■ Set exercise ■
Give only the count of lines containing "epithet".

Stored dataset items:
++++++++++
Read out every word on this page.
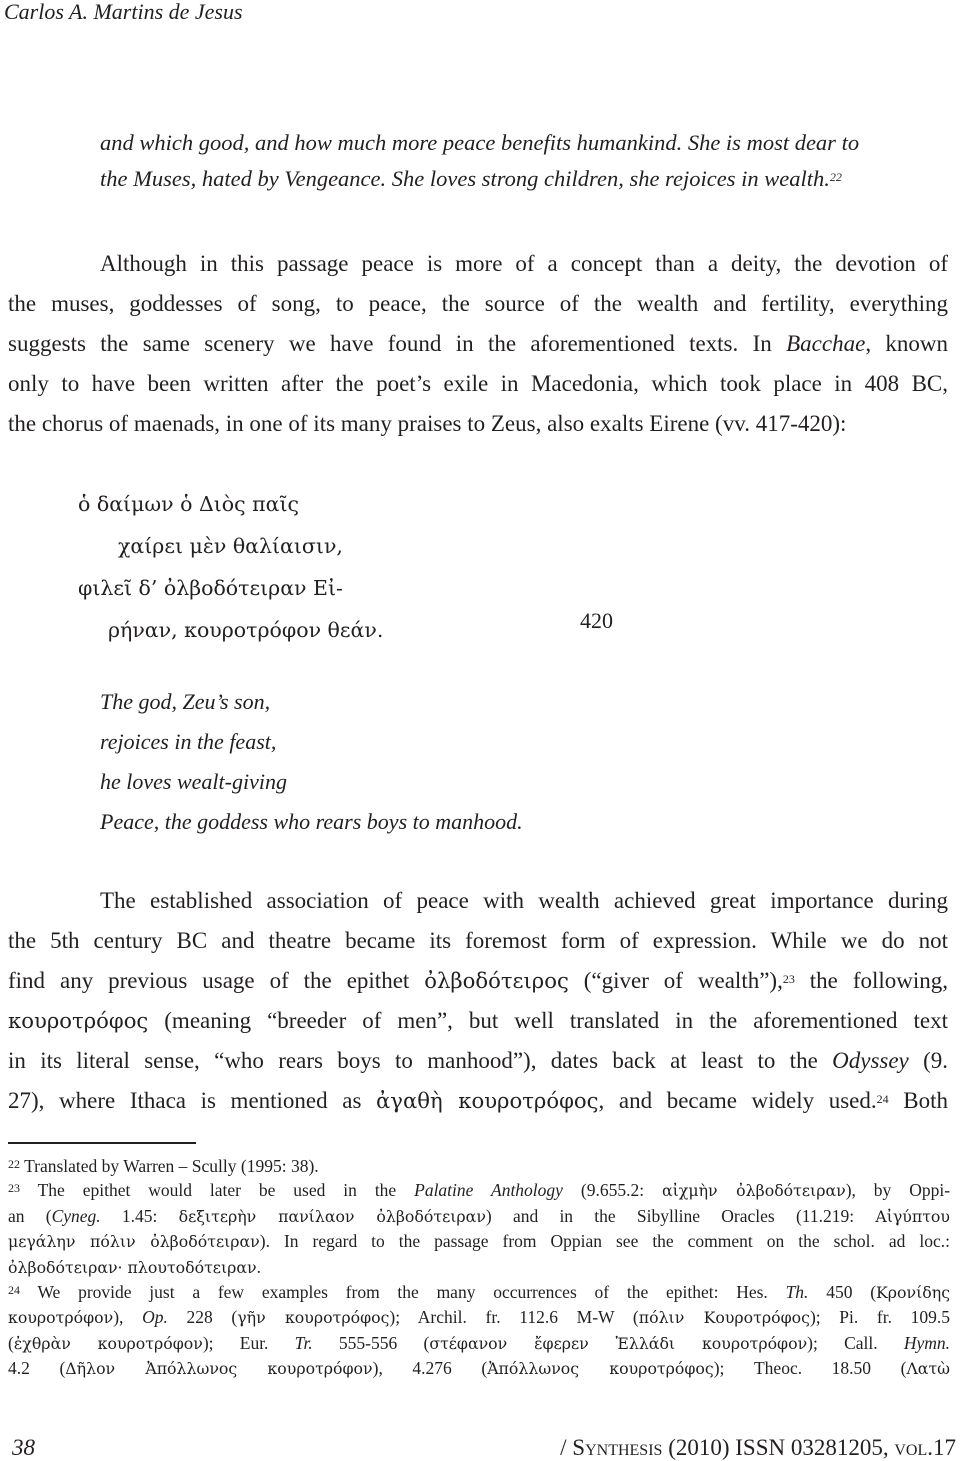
Carlos A. Martins de Jesus
and which good, and how much more peace benefits humankind. She is most dear to
the Muses, hated by Vengeance. She loves strong children, she rejoices in wealth.$^{22}$
Although in this passage peace is more of a concept than a deity, the devotion of
the muses, goddesses of song, to peace, the source of the wealth and fertility, everything
suggests the same scenery we have found in the aforementioned texts. In Bacchae, known
only to have been written after the poet’s exile in Macedonia, which took place in 408 BC,
the chorus of maenads, in one of its many praises to Zeus, also exalts Eirene (vv. 417-420):
ὁ δαίμων ὁ Διὸς παῖς
χαίρει μὲν θαλίαισιν,
φιλεῖ δ’ ὀλβοδότειραν Εἰ-
ρήναν, κουροτρόφον θεάν.	420
The god, Zeu’s son,
rejoices in the feast,
he loves wealt-giving
Peace, the goddess who rears boys to manhood.
The established association of peace with wealth achieved great importance during
the 5th century BC and theatre became its foremost form of expression. While we do not
find any previous usage of the epithet ὀλβοδότειρος (“giver of wealth”),$^{23}$ the following,
κουροτρόφος (meaning “breeder of men”, but well translated in the aforementioned text
in its literal sense, “who rears boys to manhood”), dates back at least to the Odyssey (9.
27), where Ithaca is mentioned as ἀγαθὴ κουροτρόφος, and became widely used.$^{24}$ Both
$^{22}$ Translated by Warren – Scully (1995: 38).
$^{23}$ The epithet would later be used in the Palatine Anthology (9.655.2: αἰχμὴν ὀλβοδότειραν), by Oppi-
an (Cyneg. 1.45: δεξιτερὴν πανίλαον ὀλβοδότειραν) and in the Sibylline Oracles (11.219: Αἰγύπτου
μεγάλην πόλιν ὀλβοδότειραν). In regard to the passage from Oppian see the comment on the schol. ad loc.:
ὀλβοδότειραν· πλουτοδότειραν.
$^{24}$ We provide just a few examples from the many occurrences of the epithet: Hes. Th. 450 (Κρονίδης
κουροτρόφον), Op. 228 (γῆν κουροτρόφος); Archil. fr. 112.6 M-W (πόλιν Κουροτρόφος); Pi. fr. 109.5
(ἐχθρὰν κουροτρόφον); Eur. Tr. 555-556 (στέφανον ἔφερεν Ἑλλάδι κουροτρόφον); Call. Hymn.
4.2 (Δῆλον Ἀπόλλωνος κουροτρόφον), 4.276 (Ἀπόλλωνος κουροτρόφος); Theoc. 18.50 (Λατὼ
38	/ Synthesis (2010) ISSN 03281205, vol.17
++++++++++
■ Solution ■
3